**WHAT YOU NEED TO DO:** Among the entries, which lines carry the string "this"? Copy each of them.

**Structured figure records:**
—————

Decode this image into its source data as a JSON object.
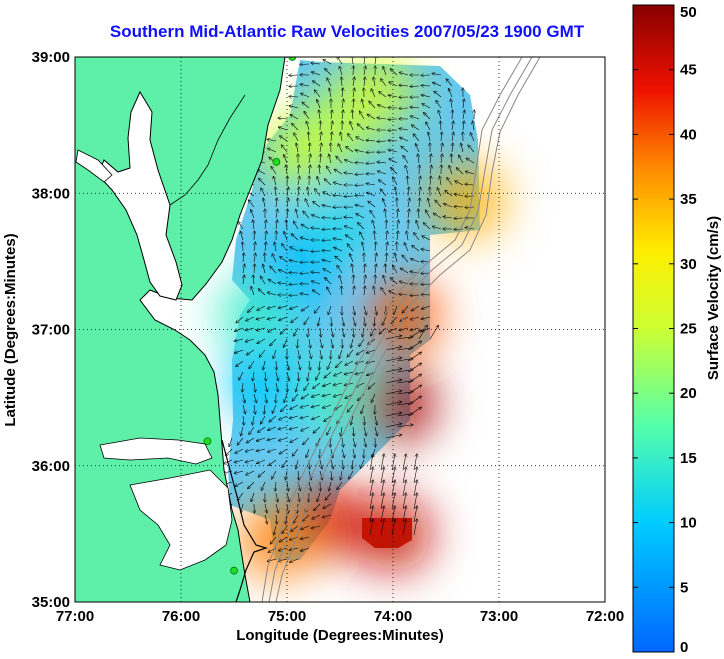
{
  "title": "Southern Mid-Atlantic Raw Velocities 2007/05/23 1900 GMT",
  "chart_data": {
    "type": "map",
    "xlabel": "Longitude (Degrees:Minutes)",
    "ylabel": "Latitude (Degrees:Minutes)",
    "xlim": [
      -77,
      -72
    ],
    "ylim": [
      35,
      39
    ],
    "x_ticks": [
      {
        "value": -77,
        "label": "77:00"
      },
      {
        "value": -76,
        "label": "76:00"
      },
      {
        "value": -75,
        "label": "75:00"
      },
      {
        "value": -74,
        "label": "74:00"
      },
      {
        "value": -73,
        "label": "73:00"
      },
      {
        "value": -72,
        "label": "72:00"
      }
    ],
    "y_ticks": [
      {
        "value": 39,
        "label": "39:00"
      },
      {
        "value": 38,
        "label": "38:00"
      },
      {
        "value": 37,
        "label": "37:00"
      },
      {
        "value": 36,
        "label": "36:00"
      },
      {
        "value": 35,
        "label": "35:00"
      }
    ],
    "grid": true,
    "colorbar": {
      "label": "Surface Velocity (cm/s)",
      "range": [
        0,
        50
      ],
      "ticks": [
        {
          "value": 50,
          "label": "50"
        },
        {
          "value": 45,
          "label": "45"
        },
        {
          "value": 40,
          "label": "40"
        },
        {
          "value": 35,
          "label": "35"
        },
        {
          "value": 30,
          "label": "30"
        },
        {
          "value": 25,
          "label": "25"
        },
        {
          "value": 20,
          "label": "20"
        },
        {
          "value": 15,
          "label": "15"
        },
        {
          "value": 10,
          "label": "10"
        },
        {
          "value": 5,
          "label": "5"
        },
        {
          "value": 0,
          "label": "0"
        }
      ],
      "colormap": "jet"
    },
    "colors": {
      "land": "#5ef0a8",
      "coast": "#000000",
      "isobath": "#888888",
      "station": "#22dd22",
      "title": "#1010ff"
    },
    "stations": [
      {
        "lon": -74.95,
        "lat": 39.0
      },
      {
        "lon": -75.1,
        "lat": 38.23
      },
      {
        "lon": -75.75,
        "lat": 36.18
      },
      {
        "lon": -75.5,
        "lat": 35.23
      }
    ],
    "velocity_regions": [
      {
        "lon": -74.5,
        "lat": 38.5,
        "speed": 24
      },
      {
        "lon": -74.15,
        "lat": 38.75,
        "speed": 26
      },
      {
        "lon": -74.9,
        "lat": 38.3,
        "speed": 25
      },
      {
        "lon": -73.3,
        "lat": 37.95,
        "speed": 35
      },
      {
        "lon": -74.6,
        "lat": 37.7,
        "speed": 12
      },
      {
        "lon": -74.9,
        "lat": 37.4,
        "speed": 8
      },
      {
        "lon": -75.3,
        "lat": 37.1,
        "speed": 15
      },
      {
        "lon": -73.9,
        "lat": 37.1,
        "speed": 40
      },
      {
        "lon": -75.2,
        "lat": 36.6,
        "speed": 10
      },
      {
        "lon": -74.5,
        "lat": 36.5,
        "speed": 16
      },
      {
        "lon": -73.95,
        "lat": 36.45,
        "speed": 48
      },
      {
        "lon": -74.6,
        "lat": 35.6,
        "speed": 45
      },
      {
        "lon": -74.0,
        "lat": 35.5,
        "speed": 46
      },
      {
        "lon": -75.1,
        "lat": 35.45,
        "speed": 38
      }
    ]
  }
}
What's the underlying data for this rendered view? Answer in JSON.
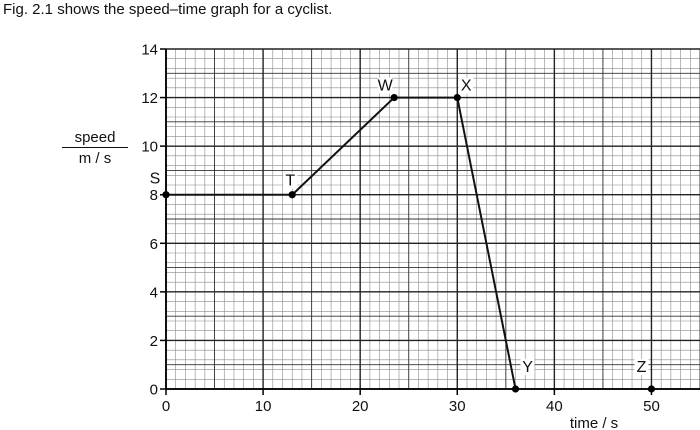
{
  "caption": "Fig. 2.1 shows the speed–time graph for a cyclist.",
  "chart_data": {
    "type": "line",
    "title": "",
    "xlabel": "time / s",
    "ylabel": {
      "numerator": "speed",
      "denominator": "m / s"
    },
    "xlim": [
      0,
      55
    ],
    "ylim": [
      0,
      14
    ],
    "grid": true,
    "x_major_step": 10,
    "x_minor_step": 1,
    "y_major_step": 2,
    "y_minor_step": 0.4,
    "xticks": [
      0,
      10,
      20,
      30,
      40,
      50
    ],
    "yticks": [
      0,
      2,
      4,
      6,
      8,
      10,
      12,
      14
    ],
    "series": [
      {
        "points": [
          {
            "label": "S",
            "x": 0,
            "y": 8
          },
          {
            "label": "T",
            "x": 13,
            "y": 8
          },
          {
            "label": "W",
            "x": 23.5,
            "y": 12
          },
          {
            "label": "X",
            "x": 30,
            "y": 12
          },
          {
            "label": "Y",
            "x": 36,
            "y": 0
          }
        ]
      }
    ],
    "extra_points": [
      {
        "label": "Z",
        "x": 50,
        "y": 0
      }
    ],
    "colors": {
      "line": "#111111",
      "grid_major": "#333333",
      "grid_minor": "#8a8a8a"
    }
  }
}
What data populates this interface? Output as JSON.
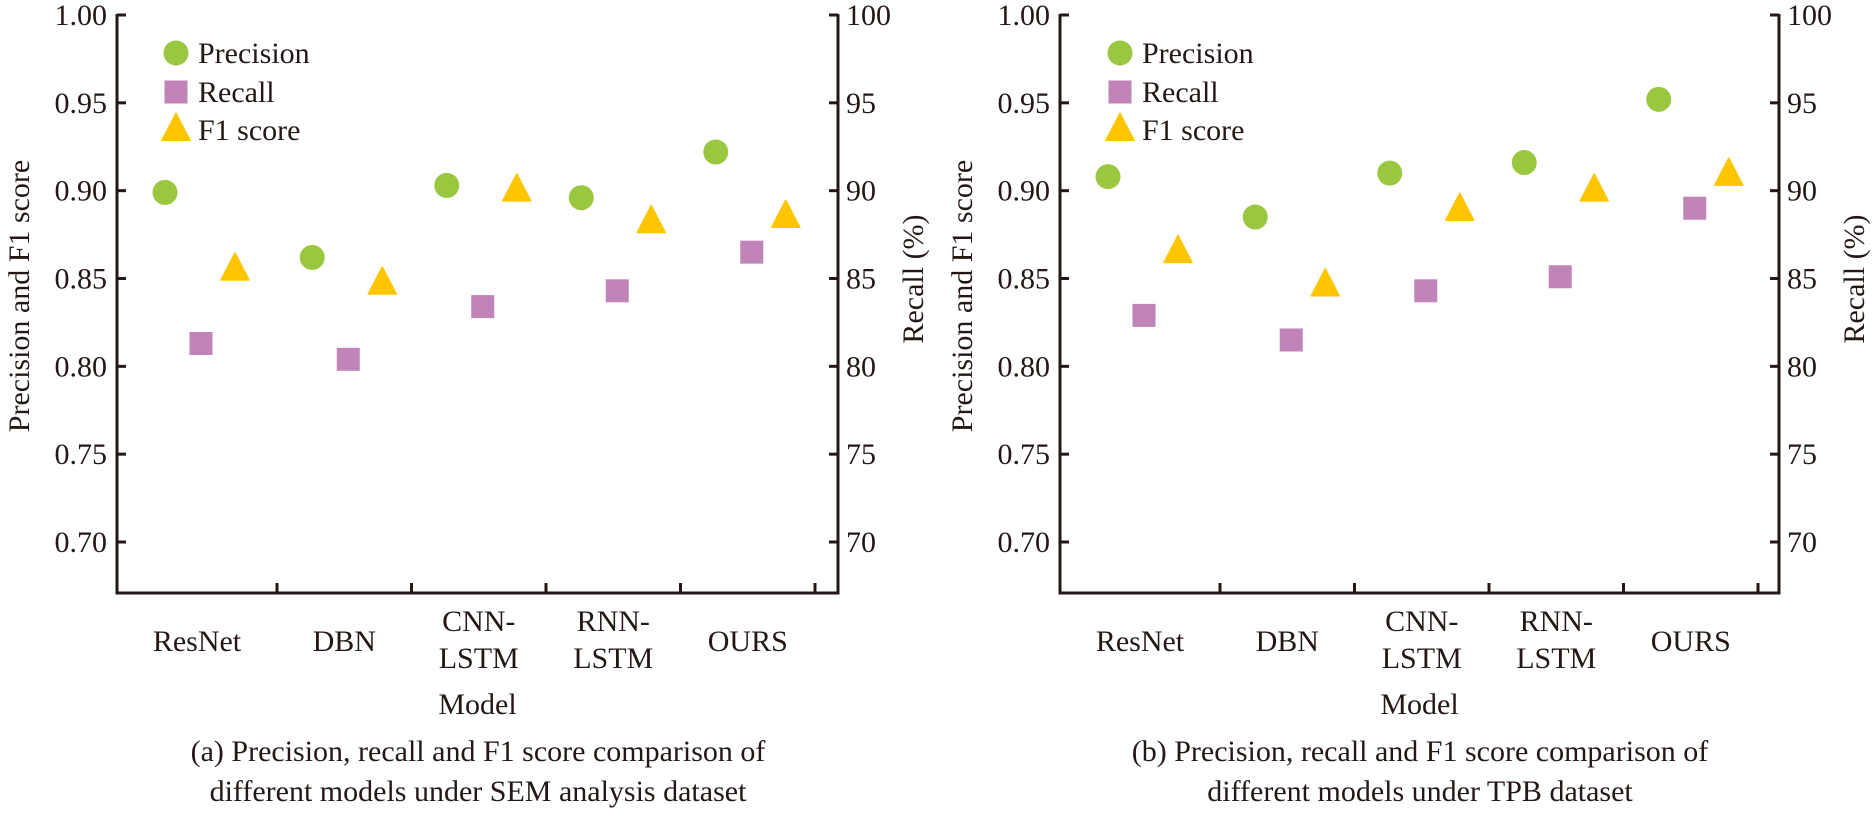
{
  "colors": {
    "precision": "#9AC740",
    "recall": "#C084B8",
    "f1": "#FFC500",
    "text": "#231815"
  },
  "chart_data": [
    {
      "type": "scatter",
      "caption_lines": [
        "(a) Precision, recall and F1 score comparison of",
        "different models under SEM analysis dataset"
      ],
      "xlabel": "Model",
      "ylabel": "Precision and F1 score",
      "y2label": "Recall (%)",
      "categories": [
        [
          "ResNet"
        ],
        [
          "DBN"
        ],
        [
          "CNN-",
          "LSTM"
        ],
        [
          "RNN-",
          "LSTM"
        ],
        [
          "OURS"
        ]
      ],
      "ylim": [
        0.67,
        1.0
      ],
      "yticks": [
        "1.00",
        "0.95",
        "0.90",
        "0.85",
        "0.80",
        "0.75",
        "0.70"
      ],
      "y2lim": [
        67,
        100
      ],
      "y2ticks": [
        "100",
        "95",
        "90",
        "85",
        "80",
        "75",
        "70"
      ],
      "legend": {
        "position": "top-left",
        "entries": [
          "Precision",
          "Recall",
          "F1 score"
        ]
      },
      "grid": false,
      "series": [
        {
          "name": "Precision",
          "axis": "left",
          "marker": "circle",
          "values": [
            0.899,
            0.862,
            0.903,
            0.896,
            0.922
          ]
        },
        {
          "name": "Recall",
          "axis": "right",
          "marker": "square",
          "values": [
            81.3,
            80.4,
            83.4,
            84.3,
            86.5
          ]
        },
        {
          "name": "F1 score",
          "axis": "left",
          "marker": "triangle",
          "values": [
            0.855,
            0.847,
            0.9,
            0.882,
            0.885
          ]
        }
      ]
    },
    {
      "type": "scatter",
      "caption_lines": [
        "(b) Precision, recall and F1 score comparison of",
        "different models under TPB dataset"
      ],
      "xlabel": "Model",
      "ylabel": "Precision and F1 score",
      "y2label": "Recall (%)",
      "categories": [
        [
          "ResNet"
        ],
        [
          "DBN"
        ],
        [
          "CNN-",
          "LSTM"
        ],
        [
          "RNN-",
          "LSTM"
        ],
        [
          "OURS"
        ]
      ],
      "ylim": [
        0.67,
        1.0
      ],
      "yticks": [
        "1.00",
        "0.95",
        "0.90",
        "0.85",
        "0.80",
        "0.75",
        "0.70"
      ],
      "y2lim": [
        67,
        100
      ],
      "y2ticks": [
        "100",
        "95",
        "90",
        "85",
        "80",
        "75",
        "70"
      ],
      "legend": {
        "position": "top-left",
        "entries": [
          "Precision",
          "Recall",
          "F1 score"
        ]
      },
      "grid": false,
      "series": [
        {
          "name": "Precision",
          "axis": "left",
          "marker": "circle",
          "values": [
            0.908,
            0.885,
            0.91,
            0.916,
            0.952
          ]
        },
        {
          "name": "Recall",
          "axis": "right",
          "marker": "square",
          "values": [
            82.9,
            81.5,
            84.3,
            85.1,
            89.0
          ]
        },
        {
          "name": "F1 score",
          "axis": "left",
          "marker": "triangle",
          "values": [
            0.865,
            0.846,
            0.889,
            0.9,
            0.909
          ]
        }
      ]
    }
  ]
}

—————

**SOLVED PROBLEM:**
Decode this image into its source data as a JSON object.
What's the underlying data for this rendered view? Answer in JSON.
What data populates this interface? Output as JSON.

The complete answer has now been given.